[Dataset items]

========================

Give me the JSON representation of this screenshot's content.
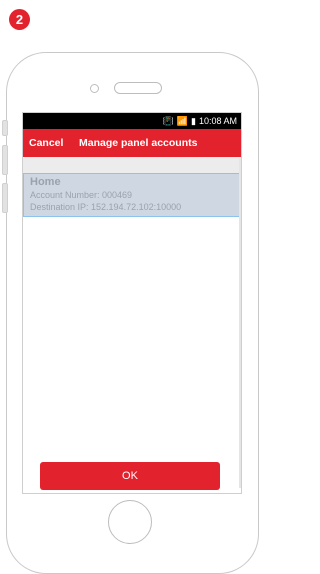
{
  "step_badge": "2",
  "status_bar": {
    "time": "10:08 AM",
    "icons": [
      "vibrate-icon",
      "wifi-icon",
      "signal-icon",
      "battery-icon"
    ]
  },
  "app_bar": {
    "cancel_label": "Cancel",
    "title": "Manage panel accounts"
  },
  "accounts": [
    {
      "name": "Home",
      "account_number": "Account Number: 000469",
      "destination_ip": "Destination IP: 152.194.72.102:10000"
    }
  ],
  "ok_label": "OK",
  "colors": {
    "accent": "#e2232e",
    "selected_bg": "#cfd8e2",
    "selected_border": "#8cc2ee"
  }
}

========================

= GOAL =
Write out all the entries exactly, except for the pictures.

= RESULT OF THE EXERCISE =
Give me the JSON representation of this screenshot's content.
{
  "step_badge": "2",
  "status_bar": {
    "time": "10:08 AM",
    "icons": [
      "vibrate-icon",
      "wifi-icon",
      "signal-icon",
      "battery-icon"
    ]
  },
  "app_bar": {
    "cancel_label": "Cancel",
    "title": "Manage panel accounts"
  },
  "accounts": [
    {
      "name": "Home",
      "account_number": "Account Number: 000469",
      "destination_ip": "Destination IP: 152.194.72.102:10000"
    }
  ],
  "ok_label": "OK",
  "colors": {
    "accent": "#e2232e",
    "selected_bg": "#cfd8e2",
    "selected_border": "#8cc2ee"
  }
}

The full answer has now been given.